Exercise directions: List each line in which the string "hint" appears.

Supplied records:
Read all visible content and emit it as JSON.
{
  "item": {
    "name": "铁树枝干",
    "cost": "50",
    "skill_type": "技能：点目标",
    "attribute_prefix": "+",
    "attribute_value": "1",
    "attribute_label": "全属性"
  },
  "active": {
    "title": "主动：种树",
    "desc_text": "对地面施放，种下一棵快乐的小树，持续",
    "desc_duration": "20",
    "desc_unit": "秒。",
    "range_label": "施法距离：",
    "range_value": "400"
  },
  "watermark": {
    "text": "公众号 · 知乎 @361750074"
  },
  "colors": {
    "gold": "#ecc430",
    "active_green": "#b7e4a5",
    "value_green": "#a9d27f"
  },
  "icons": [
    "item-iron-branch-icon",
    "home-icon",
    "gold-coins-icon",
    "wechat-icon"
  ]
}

* * *

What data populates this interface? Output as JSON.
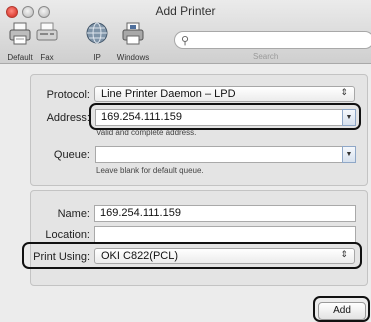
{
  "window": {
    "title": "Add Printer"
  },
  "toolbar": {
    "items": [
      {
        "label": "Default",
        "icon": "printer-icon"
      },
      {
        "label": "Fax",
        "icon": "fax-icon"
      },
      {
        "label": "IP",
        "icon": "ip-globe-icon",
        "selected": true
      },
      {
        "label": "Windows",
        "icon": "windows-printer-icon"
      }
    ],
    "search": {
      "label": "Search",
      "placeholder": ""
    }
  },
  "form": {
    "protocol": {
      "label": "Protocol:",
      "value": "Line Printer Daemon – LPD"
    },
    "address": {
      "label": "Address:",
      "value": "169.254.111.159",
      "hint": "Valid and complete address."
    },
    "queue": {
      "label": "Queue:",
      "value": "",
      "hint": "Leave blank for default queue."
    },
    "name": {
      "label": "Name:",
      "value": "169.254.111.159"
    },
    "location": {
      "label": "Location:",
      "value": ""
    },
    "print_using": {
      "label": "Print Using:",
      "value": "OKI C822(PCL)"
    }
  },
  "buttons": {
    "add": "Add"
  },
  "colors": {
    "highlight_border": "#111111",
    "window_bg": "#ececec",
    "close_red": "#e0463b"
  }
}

Result of this exercise:
      "hint": "Valid and complete address."
      "hint": "Leave blank for default queue."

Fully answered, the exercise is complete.